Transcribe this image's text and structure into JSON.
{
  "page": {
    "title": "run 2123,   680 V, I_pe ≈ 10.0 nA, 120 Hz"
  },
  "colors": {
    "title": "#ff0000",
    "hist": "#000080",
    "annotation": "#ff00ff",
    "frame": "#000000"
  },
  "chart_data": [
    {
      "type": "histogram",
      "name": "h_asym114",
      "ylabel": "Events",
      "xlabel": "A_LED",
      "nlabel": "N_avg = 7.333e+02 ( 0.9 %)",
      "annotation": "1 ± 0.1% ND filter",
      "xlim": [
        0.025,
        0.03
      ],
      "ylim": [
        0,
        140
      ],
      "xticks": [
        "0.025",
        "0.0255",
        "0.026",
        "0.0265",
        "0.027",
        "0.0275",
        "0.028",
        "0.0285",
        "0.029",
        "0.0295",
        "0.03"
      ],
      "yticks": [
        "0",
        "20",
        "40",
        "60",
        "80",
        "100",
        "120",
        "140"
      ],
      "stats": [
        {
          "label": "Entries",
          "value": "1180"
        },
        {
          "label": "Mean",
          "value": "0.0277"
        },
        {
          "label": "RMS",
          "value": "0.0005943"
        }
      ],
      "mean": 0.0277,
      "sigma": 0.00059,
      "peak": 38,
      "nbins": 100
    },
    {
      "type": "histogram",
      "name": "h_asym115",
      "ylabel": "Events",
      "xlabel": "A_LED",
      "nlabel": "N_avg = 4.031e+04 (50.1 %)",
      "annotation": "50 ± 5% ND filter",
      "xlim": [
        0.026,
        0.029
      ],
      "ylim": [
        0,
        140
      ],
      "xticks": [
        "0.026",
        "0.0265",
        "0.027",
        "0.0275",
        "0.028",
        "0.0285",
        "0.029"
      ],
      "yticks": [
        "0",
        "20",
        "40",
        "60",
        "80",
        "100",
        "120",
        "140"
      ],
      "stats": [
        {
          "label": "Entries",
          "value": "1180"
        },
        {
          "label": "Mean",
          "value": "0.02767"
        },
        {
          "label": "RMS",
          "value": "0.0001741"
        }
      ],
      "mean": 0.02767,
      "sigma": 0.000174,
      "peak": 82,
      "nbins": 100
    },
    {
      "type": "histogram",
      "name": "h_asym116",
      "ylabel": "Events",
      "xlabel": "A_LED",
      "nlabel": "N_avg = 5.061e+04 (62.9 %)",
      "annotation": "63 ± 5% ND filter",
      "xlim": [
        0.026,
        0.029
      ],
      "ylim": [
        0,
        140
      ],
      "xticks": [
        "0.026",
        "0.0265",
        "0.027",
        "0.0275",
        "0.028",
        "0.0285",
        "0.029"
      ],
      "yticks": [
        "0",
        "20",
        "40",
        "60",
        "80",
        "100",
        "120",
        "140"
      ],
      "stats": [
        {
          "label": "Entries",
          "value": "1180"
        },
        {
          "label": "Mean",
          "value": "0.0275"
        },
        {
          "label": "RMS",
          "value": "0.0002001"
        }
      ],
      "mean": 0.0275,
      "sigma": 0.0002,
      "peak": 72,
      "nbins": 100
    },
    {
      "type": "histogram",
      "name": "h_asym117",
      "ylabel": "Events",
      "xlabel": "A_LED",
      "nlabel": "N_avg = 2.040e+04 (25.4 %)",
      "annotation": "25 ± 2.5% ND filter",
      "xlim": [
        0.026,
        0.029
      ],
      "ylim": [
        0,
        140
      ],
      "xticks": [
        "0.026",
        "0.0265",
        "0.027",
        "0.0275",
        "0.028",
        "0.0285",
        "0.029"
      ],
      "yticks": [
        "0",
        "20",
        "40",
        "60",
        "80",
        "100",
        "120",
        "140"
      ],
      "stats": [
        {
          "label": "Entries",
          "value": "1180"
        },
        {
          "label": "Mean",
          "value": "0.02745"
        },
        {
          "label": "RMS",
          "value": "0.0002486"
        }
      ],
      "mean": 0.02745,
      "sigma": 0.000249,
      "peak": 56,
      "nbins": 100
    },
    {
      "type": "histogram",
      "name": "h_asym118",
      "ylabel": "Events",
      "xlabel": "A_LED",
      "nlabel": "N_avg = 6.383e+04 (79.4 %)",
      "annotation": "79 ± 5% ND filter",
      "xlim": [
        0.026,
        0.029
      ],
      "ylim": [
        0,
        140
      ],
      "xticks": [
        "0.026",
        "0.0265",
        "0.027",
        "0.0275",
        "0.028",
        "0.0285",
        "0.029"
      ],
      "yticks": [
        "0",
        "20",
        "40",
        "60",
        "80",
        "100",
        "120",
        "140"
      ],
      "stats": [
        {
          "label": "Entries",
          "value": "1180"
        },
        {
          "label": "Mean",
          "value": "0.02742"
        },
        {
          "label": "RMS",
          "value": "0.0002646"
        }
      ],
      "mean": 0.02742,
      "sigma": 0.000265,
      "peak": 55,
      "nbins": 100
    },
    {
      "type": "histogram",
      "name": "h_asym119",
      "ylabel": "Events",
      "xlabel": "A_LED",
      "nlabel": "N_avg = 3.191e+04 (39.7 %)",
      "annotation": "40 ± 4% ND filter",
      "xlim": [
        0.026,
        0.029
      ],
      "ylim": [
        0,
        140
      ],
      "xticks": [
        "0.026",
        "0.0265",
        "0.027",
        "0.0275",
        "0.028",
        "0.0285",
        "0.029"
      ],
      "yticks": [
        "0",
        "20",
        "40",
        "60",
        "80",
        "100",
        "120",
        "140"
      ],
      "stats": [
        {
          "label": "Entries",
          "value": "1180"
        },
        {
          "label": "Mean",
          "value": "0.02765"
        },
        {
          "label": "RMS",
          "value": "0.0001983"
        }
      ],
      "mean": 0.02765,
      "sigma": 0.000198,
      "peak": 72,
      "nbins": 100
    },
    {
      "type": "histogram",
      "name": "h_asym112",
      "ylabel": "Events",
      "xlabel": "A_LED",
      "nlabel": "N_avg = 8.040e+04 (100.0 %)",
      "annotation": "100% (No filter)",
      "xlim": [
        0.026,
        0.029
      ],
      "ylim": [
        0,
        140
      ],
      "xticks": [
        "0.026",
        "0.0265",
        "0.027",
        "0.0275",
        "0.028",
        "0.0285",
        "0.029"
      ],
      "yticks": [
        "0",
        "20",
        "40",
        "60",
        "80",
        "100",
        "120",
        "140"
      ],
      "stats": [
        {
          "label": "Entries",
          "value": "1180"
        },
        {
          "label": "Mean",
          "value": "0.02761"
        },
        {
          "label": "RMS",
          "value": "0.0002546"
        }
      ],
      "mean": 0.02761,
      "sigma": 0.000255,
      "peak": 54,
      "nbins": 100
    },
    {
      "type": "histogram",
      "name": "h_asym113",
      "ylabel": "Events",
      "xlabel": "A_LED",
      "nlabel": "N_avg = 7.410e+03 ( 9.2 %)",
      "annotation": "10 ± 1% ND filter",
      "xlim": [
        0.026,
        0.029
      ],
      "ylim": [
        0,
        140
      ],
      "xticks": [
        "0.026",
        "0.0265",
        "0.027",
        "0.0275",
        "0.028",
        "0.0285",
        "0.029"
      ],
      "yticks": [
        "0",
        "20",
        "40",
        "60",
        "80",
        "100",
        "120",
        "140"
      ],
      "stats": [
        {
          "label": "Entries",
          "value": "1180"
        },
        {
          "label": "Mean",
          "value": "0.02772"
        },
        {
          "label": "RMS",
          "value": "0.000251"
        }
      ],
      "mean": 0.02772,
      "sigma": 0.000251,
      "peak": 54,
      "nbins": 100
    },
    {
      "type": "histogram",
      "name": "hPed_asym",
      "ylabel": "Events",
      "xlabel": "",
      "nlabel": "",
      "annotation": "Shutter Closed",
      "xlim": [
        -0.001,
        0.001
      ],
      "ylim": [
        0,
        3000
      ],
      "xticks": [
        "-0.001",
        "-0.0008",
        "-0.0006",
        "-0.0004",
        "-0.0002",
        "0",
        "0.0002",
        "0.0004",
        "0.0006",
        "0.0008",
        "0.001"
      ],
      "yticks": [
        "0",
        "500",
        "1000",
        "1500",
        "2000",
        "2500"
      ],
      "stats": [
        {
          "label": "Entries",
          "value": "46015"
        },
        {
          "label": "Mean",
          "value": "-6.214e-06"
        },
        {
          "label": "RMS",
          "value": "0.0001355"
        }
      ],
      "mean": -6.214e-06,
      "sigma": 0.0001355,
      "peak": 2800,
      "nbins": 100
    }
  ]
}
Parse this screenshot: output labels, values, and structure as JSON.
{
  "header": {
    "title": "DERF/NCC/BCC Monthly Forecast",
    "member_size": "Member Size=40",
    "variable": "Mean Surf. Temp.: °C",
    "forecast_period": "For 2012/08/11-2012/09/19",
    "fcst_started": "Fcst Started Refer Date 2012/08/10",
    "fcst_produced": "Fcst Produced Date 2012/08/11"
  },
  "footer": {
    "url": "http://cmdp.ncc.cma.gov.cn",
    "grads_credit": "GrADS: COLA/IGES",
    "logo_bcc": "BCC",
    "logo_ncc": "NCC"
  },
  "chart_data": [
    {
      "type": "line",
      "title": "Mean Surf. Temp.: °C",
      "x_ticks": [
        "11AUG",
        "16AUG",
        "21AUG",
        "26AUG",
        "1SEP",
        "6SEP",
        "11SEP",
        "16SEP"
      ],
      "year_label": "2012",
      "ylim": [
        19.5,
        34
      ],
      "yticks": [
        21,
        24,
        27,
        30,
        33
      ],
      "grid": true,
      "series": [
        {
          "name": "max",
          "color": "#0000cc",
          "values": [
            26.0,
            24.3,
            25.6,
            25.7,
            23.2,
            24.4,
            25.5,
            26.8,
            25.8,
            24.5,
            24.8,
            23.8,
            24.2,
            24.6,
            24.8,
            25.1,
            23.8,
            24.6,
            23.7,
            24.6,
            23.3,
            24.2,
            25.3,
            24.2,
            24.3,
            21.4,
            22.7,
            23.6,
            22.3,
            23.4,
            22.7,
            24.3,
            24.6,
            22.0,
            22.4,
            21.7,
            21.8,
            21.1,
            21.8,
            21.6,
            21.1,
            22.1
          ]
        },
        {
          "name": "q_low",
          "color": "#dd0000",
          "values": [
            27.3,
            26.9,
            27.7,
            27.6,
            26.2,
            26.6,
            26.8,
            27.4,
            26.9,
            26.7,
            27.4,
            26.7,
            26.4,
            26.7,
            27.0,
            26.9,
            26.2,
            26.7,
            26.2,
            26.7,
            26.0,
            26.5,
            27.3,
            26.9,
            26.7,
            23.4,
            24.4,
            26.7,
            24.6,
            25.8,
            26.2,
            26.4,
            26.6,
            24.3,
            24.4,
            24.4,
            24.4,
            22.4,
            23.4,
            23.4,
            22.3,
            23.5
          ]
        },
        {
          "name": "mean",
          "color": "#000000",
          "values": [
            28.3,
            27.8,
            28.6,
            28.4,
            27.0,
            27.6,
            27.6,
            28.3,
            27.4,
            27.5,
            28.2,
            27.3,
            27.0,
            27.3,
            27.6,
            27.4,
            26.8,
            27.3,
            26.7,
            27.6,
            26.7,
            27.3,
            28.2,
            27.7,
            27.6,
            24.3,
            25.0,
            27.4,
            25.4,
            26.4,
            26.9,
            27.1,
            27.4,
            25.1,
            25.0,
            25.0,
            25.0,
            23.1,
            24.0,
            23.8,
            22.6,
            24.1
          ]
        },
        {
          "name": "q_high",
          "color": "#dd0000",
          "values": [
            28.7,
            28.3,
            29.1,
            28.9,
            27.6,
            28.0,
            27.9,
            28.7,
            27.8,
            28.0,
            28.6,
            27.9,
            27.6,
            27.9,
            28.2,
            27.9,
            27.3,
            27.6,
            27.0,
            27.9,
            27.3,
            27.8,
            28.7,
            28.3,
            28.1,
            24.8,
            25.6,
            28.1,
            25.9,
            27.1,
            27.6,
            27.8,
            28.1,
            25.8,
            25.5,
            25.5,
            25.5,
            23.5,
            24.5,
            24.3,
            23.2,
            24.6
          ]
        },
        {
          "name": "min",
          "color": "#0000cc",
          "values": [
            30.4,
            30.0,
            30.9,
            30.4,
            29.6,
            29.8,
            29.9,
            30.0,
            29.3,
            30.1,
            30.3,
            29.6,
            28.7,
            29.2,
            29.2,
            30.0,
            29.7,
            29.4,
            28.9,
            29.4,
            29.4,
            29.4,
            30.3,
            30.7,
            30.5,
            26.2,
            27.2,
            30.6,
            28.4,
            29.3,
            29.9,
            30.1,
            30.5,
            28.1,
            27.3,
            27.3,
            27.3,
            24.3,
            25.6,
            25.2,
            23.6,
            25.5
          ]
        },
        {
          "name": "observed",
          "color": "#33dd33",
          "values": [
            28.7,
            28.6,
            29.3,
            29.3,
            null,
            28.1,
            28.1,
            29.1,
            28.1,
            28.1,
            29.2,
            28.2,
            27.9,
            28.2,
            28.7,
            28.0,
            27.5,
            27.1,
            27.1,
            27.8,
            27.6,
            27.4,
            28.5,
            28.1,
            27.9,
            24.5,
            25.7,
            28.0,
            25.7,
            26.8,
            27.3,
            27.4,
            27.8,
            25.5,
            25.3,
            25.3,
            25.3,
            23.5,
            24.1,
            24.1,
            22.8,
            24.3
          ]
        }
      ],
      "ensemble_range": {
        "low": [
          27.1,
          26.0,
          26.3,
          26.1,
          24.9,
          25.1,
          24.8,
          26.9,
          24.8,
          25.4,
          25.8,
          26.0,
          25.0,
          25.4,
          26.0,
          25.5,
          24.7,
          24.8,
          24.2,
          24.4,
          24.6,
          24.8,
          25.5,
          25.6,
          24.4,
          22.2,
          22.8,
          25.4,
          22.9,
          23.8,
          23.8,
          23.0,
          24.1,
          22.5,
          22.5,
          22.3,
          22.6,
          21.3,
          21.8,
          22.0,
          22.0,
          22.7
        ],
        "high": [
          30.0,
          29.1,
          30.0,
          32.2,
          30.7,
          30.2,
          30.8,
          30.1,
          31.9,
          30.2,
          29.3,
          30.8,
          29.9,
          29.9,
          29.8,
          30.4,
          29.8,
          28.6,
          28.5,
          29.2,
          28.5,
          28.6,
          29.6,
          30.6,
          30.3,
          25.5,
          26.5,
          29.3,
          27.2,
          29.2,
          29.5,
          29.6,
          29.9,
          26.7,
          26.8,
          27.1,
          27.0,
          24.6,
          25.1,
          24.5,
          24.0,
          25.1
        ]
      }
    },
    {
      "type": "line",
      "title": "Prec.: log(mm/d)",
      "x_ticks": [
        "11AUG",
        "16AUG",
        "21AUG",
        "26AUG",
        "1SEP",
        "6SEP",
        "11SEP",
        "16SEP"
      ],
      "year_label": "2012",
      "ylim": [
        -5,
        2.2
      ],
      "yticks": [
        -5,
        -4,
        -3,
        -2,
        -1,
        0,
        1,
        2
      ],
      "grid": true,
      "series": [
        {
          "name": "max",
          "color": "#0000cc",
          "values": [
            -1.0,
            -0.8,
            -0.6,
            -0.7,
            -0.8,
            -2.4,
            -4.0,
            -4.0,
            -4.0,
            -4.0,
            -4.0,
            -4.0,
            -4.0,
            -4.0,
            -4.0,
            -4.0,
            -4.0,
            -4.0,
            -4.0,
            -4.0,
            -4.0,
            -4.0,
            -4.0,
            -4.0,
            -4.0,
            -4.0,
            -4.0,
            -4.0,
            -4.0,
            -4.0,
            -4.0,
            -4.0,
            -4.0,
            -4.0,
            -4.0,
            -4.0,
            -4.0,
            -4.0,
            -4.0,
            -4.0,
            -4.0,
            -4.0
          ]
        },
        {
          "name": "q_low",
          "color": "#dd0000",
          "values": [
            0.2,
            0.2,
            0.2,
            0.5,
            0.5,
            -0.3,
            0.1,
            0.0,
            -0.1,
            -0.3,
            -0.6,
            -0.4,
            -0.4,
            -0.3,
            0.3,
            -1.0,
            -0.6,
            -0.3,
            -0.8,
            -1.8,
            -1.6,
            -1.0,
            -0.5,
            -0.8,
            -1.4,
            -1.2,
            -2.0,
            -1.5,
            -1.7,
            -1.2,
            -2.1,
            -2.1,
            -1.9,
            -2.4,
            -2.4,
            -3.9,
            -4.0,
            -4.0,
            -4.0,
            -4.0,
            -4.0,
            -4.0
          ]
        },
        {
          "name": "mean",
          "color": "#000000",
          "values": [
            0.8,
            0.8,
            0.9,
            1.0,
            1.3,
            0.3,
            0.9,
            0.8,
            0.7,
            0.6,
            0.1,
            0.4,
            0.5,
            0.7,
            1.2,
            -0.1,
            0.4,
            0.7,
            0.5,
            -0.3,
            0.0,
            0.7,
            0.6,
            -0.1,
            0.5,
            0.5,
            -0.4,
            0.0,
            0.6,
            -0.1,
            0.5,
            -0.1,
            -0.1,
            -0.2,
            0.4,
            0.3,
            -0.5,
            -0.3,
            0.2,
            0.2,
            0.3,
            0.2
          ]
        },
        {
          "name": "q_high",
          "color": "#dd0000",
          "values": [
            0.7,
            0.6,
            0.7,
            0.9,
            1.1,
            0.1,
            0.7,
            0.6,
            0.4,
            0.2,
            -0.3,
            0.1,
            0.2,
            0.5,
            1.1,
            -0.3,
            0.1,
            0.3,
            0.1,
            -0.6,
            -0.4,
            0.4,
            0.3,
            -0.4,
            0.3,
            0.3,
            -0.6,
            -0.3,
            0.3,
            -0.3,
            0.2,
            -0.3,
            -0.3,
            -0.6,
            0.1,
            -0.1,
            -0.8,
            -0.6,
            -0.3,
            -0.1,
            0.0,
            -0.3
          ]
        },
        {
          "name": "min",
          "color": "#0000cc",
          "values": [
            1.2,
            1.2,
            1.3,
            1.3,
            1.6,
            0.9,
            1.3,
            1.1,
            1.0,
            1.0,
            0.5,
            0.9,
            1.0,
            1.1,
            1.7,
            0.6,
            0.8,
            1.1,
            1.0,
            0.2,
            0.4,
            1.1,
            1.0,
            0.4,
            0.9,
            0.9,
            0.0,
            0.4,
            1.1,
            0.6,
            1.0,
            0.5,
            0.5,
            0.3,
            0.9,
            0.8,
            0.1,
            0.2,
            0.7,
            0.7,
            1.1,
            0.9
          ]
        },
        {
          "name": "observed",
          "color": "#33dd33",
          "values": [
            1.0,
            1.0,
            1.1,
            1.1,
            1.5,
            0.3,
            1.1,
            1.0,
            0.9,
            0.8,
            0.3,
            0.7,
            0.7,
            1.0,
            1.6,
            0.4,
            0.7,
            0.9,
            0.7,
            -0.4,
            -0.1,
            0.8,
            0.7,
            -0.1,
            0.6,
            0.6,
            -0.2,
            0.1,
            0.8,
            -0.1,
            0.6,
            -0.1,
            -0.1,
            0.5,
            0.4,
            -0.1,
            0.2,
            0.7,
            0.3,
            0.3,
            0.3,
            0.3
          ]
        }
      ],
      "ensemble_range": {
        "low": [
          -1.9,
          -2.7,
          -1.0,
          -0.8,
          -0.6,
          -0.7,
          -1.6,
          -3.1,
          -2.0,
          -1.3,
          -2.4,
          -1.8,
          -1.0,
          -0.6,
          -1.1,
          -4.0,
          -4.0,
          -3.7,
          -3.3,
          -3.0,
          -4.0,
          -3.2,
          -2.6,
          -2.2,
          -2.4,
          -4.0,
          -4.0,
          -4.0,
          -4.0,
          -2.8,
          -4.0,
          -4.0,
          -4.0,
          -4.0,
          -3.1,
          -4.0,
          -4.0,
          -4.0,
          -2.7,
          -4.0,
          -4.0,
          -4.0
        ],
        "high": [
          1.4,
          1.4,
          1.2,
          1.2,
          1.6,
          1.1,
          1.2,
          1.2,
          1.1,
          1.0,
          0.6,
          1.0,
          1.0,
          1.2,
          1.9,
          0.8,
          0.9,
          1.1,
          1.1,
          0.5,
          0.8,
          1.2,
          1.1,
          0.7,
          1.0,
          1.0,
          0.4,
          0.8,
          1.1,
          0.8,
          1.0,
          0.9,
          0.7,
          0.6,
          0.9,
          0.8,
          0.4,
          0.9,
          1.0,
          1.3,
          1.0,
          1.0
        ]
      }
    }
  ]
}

Given request: Find each line holding "JSON". Copy it out.

Output of the exercise:
Transcribe this image's text and structure into JSON.
Parse this screenshot: output labels, values, and structure as JSON.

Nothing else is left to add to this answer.